[Structured figure records]
--- start ---

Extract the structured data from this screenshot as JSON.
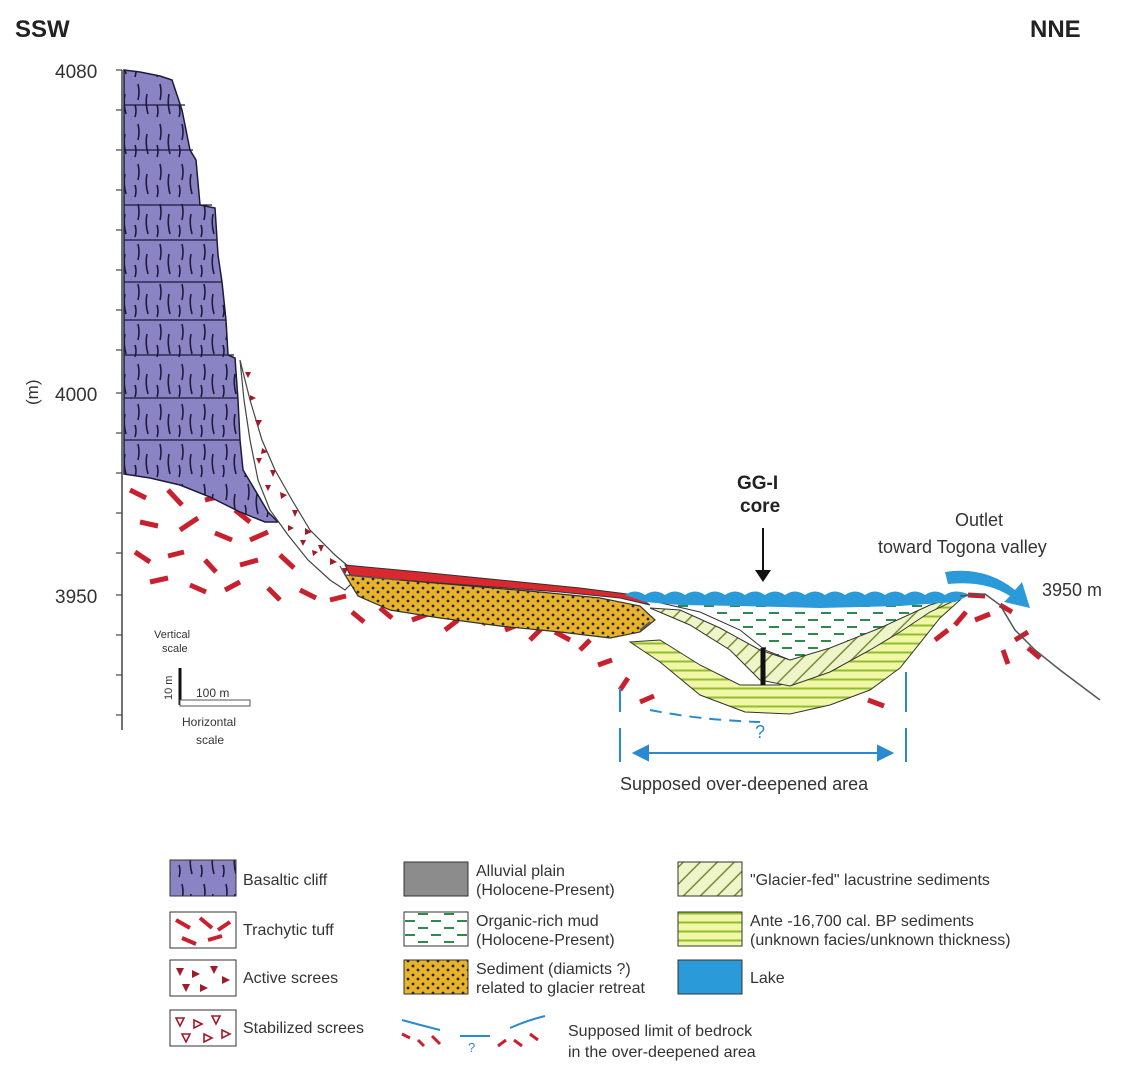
{
  "directions": {
    "left": "SSW",
    "right": "NNE"
  },
  "y_axis": {
    "unit": "(m)",
    "ticks": [
      "4080",
      "4000",
      "3950"
    ]
  },
  "scale_bar": {
    "vertical_title_1": "Vertical",
    "vertical_title_2": "scale",
    "vertical_value": "10 m",
    "horizontal_value": "100 m",
    "horizontal_title_1": "Horizontal",
    "horizontal_title_2": "scale"
  },
  "core": {
    "line1": "GG-I",
    "line2": "core"
  },
  "outlet": {
    "line1": "Outlet",
    "line2": "toward Togona valley",
    "elevation": "3950 m"
  },
  "question_mark": "?",
  "overdeepened_label": "Supposed over-deepened area",
  "legend": {
    "basaltic_cliff": "Basaltic cliff",
    "trachytic_tuff": "Trachytic tuff",
    "active_screes": "Active screes",
    "stabilized_screes": "Stabilized screes",
    "alluvial_plain_1": "Alluvial plain",
    "alluvial_plain_2": "(Holocene-Present)",
    "organic_mud_1": "Organic-rich mud",
    "organic_mud_2": "(Holocene-Present)",
    "sediment_1": "Sediment (diamicts ?)",
    "sediment_2": "related to glacier retreat",
    "glacier_fed": "\"Glacier-fed\" lacustrine sediments",
    "ante_1": "Ante -16,700 cal. BP sediments",
    "ante_2": "(unknown facies/unknown thickness)",
    "lake": "Lake",
    "bedrock_1": "Supposed limit of bedrock",
    "bedrock_2": "in the over-deepened area",
    "bedrock_q": "?"
  },
  "colors": {
    "basalt": "#8a83c4",
    "tuff": "#c8202e",
    "alluvial": "#8c8c8c",
    "sediment": "#e8b32a",
    "glacier_fed": "#eef5c8",
    "ante": "#f2f7a8",
    "lake": "#2a9ad8",
    "organic": "#2e8a4a"
  }
}
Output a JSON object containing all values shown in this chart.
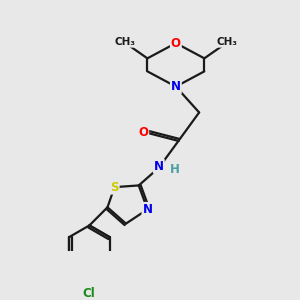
{
  "bg_color": "#e8e8e8",
  "bond_color": "#1a1a1a",
  "bond_width": 1.6,
  "atom_colors": {
    "O": "#ff0000",
    "N": "#0000ee",
    "S": "#cccc00",
    "Cl": "#1a8a1a",
    "C": "#1a1a1a",
    "H": "#4aa0a0"
  },
  "font_size": 8.5
}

--- end ---

Requirement ::
Omit the pictures and write out the lines above from the one with "Output a JSON" through the last, unchanged.

Exercise solution ::
Output a JSON object containing all values shown in this chart.
{
  "bg_color": "#e8e8e8",
  "bond_color": "#1a1a1a",
  "bond_width": 1.6,
  "atom_colors": {
    "O": "#ff0000",
    "N": "#0000ee",
    "S": "#cccc00",
    "Cl": "#1a8a1a",
    "C": "#1a1a1a",
    "H": "#4aa0a0"
  },
  "font_size": 8.5
}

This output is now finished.